Task objective: Answer with a single number, the count of lines holding the word "Tamara".

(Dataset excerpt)
___

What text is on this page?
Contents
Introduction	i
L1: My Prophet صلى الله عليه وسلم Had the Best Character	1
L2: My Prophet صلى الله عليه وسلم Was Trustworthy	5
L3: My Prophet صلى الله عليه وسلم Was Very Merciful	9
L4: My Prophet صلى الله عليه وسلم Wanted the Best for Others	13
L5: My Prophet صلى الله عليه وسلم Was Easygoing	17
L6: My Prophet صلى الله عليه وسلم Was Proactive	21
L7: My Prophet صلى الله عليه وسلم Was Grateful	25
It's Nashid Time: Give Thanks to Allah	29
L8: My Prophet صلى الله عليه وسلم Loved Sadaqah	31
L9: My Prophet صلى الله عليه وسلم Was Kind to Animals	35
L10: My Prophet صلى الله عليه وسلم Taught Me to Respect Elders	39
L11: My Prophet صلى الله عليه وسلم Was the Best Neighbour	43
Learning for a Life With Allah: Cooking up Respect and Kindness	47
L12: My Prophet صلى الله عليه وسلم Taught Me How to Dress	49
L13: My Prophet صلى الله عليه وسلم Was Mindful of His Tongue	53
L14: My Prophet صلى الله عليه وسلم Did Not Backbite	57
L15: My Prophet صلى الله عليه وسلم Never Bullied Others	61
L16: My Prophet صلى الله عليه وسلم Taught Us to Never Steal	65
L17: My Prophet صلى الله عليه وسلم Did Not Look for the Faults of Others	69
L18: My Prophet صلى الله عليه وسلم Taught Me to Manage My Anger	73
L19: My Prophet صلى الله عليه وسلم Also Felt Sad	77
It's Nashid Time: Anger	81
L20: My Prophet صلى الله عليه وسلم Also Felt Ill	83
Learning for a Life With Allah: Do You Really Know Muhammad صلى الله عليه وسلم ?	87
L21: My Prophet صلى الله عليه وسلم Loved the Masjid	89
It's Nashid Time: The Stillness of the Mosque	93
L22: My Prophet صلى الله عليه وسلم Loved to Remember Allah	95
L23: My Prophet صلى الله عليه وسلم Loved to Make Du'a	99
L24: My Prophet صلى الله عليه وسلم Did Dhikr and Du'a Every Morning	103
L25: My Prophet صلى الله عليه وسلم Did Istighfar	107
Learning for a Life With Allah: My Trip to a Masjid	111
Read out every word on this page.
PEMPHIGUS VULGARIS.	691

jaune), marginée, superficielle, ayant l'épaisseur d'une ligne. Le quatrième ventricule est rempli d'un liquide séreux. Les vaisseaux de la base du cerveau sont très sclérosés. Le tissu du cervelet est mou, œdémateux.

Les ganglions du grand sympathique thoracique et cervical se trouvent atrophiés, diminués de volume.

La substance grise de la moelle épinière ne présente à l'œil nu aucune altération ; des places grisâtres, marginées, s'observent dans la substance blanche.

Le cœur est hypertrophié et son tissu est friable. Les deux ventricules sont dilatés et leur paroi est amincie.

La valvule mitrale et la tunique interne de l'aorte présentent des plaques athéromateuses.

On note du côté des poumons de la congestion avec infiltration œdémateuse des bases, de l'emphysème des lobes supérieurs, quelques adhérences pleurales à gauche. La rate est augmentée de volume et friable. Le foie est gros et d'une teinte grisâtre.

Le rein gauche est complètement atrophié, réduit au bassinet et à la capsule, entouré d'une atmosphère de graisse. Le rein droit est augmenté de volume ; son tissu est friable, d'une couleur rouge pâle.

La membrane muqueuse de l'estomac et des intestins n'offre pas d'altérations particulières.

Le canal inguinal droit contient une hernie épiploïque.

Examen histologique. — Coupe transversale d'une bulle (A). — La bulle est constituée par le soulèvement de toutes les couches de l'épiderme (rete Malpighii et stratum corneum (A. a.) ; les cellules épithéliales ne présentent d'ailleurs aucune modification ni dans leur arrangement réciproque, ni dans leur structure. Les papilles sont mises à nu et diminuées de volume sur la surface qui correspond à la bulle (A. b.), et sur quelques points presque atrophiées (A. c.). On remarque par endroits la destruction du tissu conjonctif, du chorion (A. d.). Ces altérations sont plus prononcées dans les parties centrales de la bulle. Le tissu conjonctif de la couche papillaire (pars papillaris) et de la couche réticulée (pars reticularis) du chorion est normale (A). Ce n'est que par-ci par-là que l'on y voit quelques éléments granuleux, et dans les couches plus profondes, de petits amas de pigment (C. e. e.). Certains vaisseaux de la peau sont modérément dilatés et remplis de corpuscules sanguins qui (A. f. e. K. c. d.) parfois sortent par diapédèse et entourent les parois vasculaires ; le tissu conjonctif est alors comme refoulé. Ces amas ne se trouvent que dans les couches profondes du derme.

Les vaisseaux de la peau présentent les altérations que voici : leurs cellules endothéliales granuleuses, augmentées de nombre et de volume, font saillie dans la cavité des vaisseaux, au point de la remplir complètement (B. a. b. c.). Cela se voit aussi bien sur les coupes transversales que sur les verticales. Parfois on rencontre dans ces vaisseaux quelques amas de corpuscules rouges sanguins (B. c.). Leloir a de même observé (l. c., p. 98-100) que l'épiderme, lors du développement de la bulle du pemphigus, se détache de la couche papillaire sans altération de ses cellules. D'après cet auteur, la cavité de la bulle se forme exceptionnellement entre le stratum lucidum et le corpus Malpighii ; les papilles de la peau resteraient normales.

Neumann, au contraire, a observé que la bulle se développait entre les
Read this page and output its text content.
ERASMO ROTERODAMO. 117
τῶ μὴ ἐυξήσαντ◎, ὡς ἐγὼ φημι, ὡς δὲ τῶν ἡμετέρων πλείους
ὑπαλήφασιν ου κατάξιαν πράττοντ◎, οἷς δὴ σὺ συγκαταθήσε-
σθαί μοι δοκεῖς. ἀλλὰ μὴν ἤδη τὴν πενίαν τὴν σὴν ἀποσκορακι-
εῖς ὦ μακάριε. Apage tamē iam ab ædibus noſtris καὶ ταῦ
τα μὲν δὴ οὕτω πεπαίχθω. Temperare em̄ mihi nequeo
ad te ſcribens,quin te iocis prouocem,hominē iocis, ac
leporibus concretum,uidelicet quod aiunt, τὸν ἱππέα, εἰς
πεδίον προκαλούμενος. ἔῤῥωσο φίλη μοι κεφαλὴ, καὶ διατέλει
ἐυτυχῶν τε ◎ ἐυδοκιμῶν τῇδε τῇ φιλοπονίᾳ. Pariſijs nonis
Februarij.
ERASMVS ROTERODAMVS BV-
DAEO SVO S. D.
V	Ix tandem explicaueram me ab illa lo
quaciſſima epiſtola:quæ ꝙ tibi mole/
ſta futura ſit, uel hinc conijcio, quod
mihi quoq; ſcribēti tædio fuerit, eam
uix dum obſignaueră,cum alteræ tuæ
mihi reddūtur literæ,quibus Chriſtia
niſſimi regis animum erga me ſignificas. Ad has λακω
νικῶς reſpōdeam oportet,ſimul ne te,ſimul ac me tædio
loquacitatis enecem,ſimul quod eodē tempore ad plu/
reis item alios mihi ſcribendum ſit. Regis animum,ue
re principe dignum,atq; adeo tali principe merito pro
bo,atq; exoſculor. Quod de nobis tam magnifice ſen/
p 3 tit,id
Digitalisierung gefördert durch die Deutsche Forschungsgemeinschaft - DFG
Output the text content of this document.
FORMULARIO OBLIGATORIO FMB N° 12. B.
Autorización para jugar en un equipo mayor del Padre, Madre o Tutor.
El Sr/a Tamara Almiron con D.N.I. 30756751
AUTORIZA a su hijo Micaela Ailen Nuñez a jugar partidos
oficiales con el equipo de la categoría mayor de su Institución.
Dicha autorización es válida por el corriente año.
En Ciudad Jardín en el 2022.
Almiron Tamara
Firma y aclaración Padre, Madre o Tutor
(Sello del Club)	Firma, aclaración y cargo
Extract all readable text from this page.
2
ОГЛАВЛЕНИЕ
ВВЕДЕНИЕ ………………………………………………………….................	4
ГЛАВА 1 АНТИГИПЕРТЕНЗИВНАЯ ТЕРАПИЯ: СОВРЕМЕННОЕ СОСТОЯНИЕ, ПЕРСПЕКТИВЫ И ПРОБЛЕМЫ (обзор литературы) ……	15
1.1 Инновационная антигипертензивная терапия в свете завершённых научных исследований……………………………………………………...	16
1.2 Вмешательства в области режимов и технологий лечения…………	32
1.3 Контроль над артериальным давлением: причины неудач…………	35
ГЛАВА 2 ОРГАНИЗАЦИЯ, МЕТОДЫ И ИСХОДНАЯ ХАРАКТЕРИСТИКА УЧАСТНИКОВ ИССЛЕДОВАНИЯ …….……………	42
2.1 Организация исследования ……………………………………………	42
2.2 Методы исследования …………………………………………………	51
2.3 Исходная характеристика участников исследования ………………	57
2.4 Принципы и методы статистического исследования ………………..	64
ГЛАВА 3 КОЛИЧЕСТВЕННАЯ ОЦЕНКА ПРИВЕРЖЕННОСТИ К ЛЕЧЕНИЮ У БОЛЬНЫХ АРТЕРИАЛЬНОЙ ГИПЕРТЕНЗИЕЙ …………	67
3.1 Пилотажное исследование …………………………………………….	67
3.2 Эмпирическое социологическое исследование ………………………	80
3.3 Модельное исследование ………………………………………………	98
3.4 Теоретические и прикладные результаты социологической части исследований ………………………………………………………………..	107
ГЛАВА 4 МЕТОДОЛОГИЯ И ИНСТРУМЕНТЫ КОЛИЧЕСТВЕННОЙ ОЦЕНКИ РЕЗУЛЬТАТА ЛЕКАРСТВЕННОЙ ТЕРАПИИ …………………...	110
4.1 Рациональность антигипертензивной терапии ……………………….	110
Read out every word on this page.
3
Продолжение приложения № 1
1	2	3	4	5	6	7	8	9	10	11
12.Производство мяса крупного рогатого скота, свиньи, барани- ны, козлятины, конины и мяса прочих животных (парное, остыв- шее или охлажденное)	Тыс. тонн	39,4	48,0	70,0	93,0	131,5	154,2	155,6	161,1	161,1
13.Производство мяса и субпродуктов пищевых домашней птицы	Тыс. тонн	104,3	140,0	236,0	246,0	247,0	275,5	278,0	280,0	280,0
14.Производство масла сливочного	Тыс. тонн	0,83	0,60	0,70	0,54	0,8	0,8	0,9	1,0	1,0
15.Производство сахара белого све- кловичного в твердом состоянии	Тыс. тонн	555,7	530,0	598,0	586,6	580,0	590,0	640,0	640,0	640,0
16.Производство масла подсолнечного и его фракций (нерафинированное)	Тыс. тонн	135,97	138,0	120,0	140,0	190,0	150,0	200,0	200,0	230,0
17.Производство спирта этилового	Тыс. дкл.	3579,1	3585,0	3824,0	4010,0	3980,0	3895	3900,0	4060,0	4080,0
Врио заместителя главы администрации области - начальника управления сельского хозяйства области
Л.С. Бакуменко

___

Exercise output: 2